__Work required__
Find each line with the word "Call" in it, then give the total alone.
........
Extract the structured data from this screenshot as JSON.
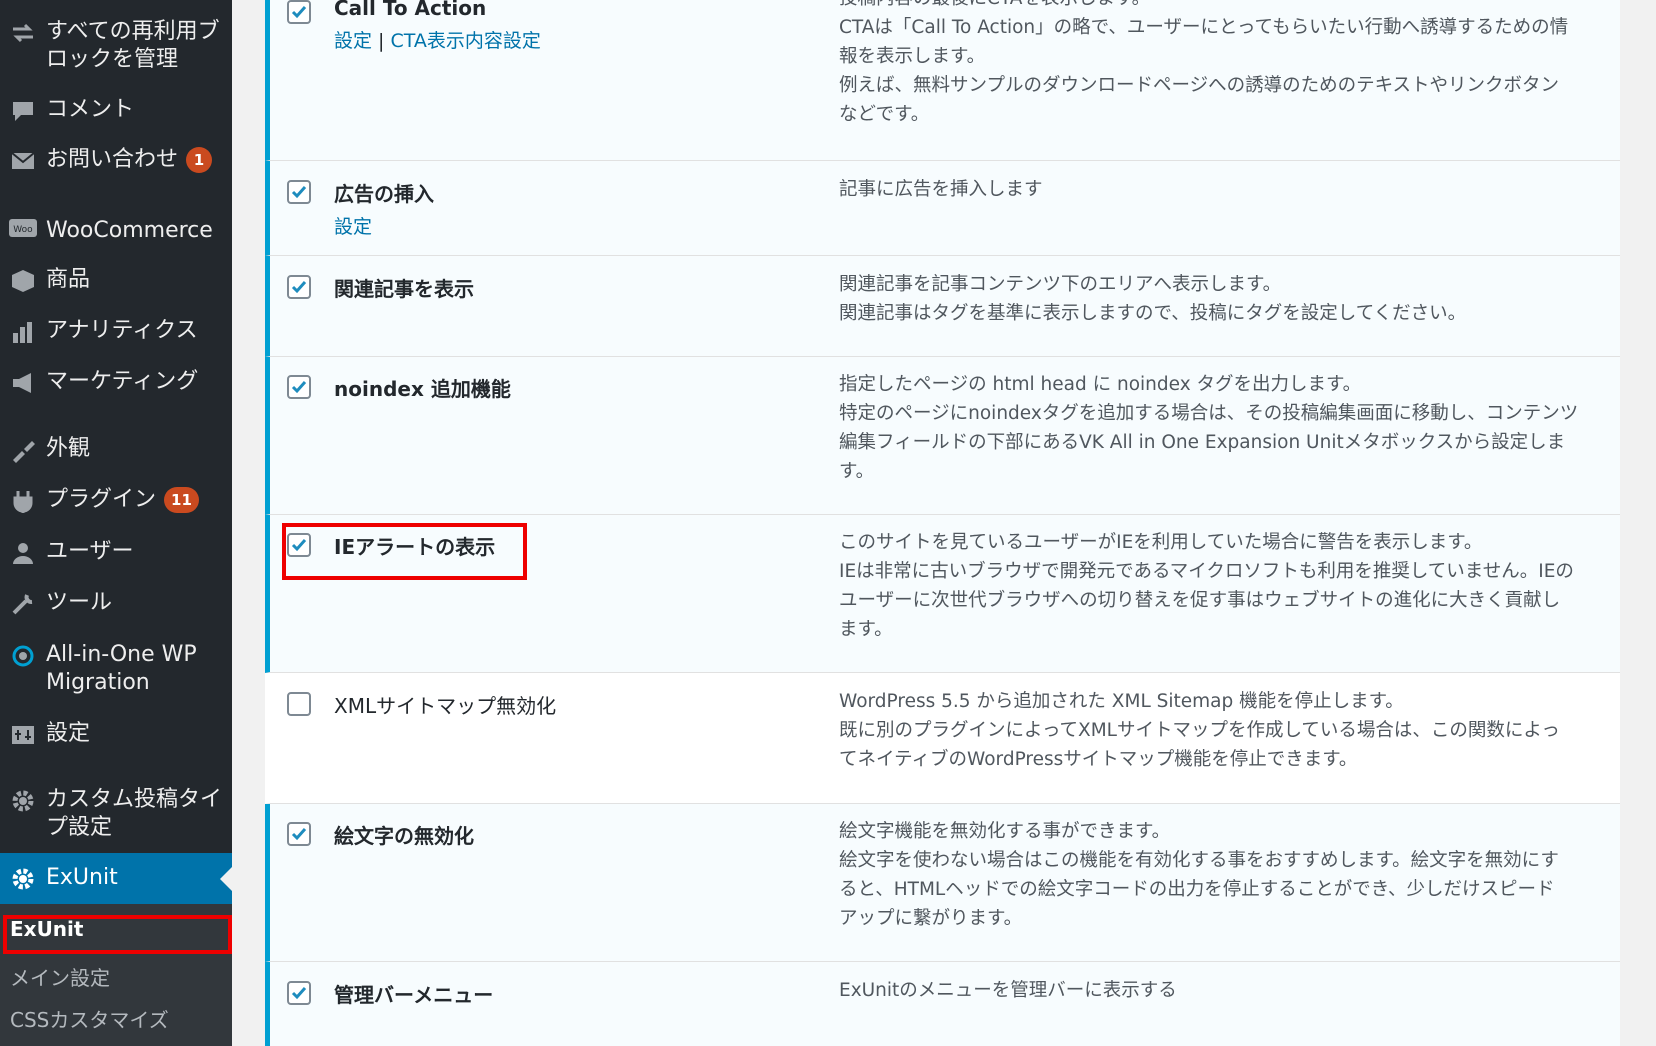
{
  "sidebar": {
    "items": [
      {
        "icon": "reusable-blocks-icon",
        "label": "すべての再利用ブロックを管理"
      },
      {
        "icon": "comment-icon",
        "label": "コメント"
      },
      {
        "icon": "mail-icon",
        "label": "お問い合わせ",
        "badge": "1"
      },
      {
        "icon": "woocommerce-icon",
        "label": "WooCommerce"
      },
      {
        "icon": "products-icon",
        "label": "商品"
      },
      {
        "icon": "analytics-icon",
        "label": "アナリティクス"
      },
      {
        "icon": "marketing-icon",
        "label": "マーケティング"
      },
      {
        "icon": "appearance-icon",
        "label": "外観"
      },
      {
        "icon": "plugins-icon",
        "label": "プラグイン",
        "badge": "11"
      },
      {
        "icon": "users-icon",
        "label": "ユーザー"
      },
      {
        "icon": "tools-icon",
        "label": "ツール"
      },
      {
        "icon": "migration-icon",
        "label": "All-in-One WP Migration"
      },
      {
        "icon": "settings-icon",
        "label": "設定"
      },
      {
        "icon": "gear-icon",
        "label": "カスタム投稿タイプ設定"
      },
      {
        "icon": "gear-icon",
        "label": "ExUnit"
      }
    ],
    "submenu": [
      "ExUnit",
      "メイン設定",
      "CSSカスタマイズ"
    ]
  },
  "rows": [
    {
      "checked": true,
      "title": "Call To Action",
      "links": [
        "設定",
        "CTA表示内容設定"
      ],
      "desc": [
        "投稿内容の最後にCTAを表示します。",
        "CTAは「Call To Action」の略で、ユーザーにとってもらいたい行動へ誘導するための情",
        "報を表示します。",
        "例えば、無料サンプルのダウンロードページへの誘導のためのテキストやリンクボタン",
        "などです。"
      ]
    },
    {
      "checked": true,
      "title": "広告の挿入",
      "links": [
        "設定"
      ],
      "desc": [
        "記事に広告を挿入します"
      ]
    },
    {
      "checked": true,
      "title": "関連記事を表示",
      "desc": [
        "関連記事を記事コンテンツ下のエリアへ表示します。",
        "関連記事はタグを基準に表示しますので、投稿にタグを設定してください。"
      ]
    },
    {
      "checked": true,
      "title": "noindex 追加機能",
      "desc": [
        "指定したページの html head に noindex タグを出力します。",
        "特定のページにnoindexタグを追加する場合は、その投稿編集画面に移動し、コンテンツ",
        "編集フィールドの下部にあるVK All in One Expansion Unitメタボックスから設定しま",
        "す。"
      ]
    },
    {
      "checked": true,
      "title": "IEアラートの表示",
      "desc": [
        "このサイトを見ているユーザーがIEを利用していた場合に警告を表示します。",
        "IEは非常に古いブラウザで開発元であるマイクロソフトも利用を推奨していません。IEの",
        "ユーザーに次世代ブラウザへの切り替えを促す事はウェブサイトの進化に大きく貢献し",
        "ます。"
      ]
    },
    {
      "checked": false,
      "title": "XMLサイトマップ無効化",
      "desc": [
        "WordPress 5.5 から追加された XML Sitemap 機能を停止します。",
        "既に別のプラグインによってXMLサイトマップを作成している場合は、この関数によっ",
        "てネイティブのWordPressサイトマップ機能を停止できます。"
      ]
    },
    {
      "checked": true,
      "title": "絵文字の無効化",
      "desc": [
        "絵文字機能を無効化する事ができます。",
        "絵文字を使わない場合はこの機能を有効化する事をおすすめします。絵文字を無効にす",
        "ると、HTMLヘッドでの絵文字コードの出力を停止することができ、少しだけスピード",
        "アップに繋がります。"
      ]
    },
    {
      "checked": true,
      "title": "管理バーメニュー",
      "desc": [
        "ExUnitのメニューを管理バーに表示する"
      ]
    }
  ]
}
........
__Output of the task__
2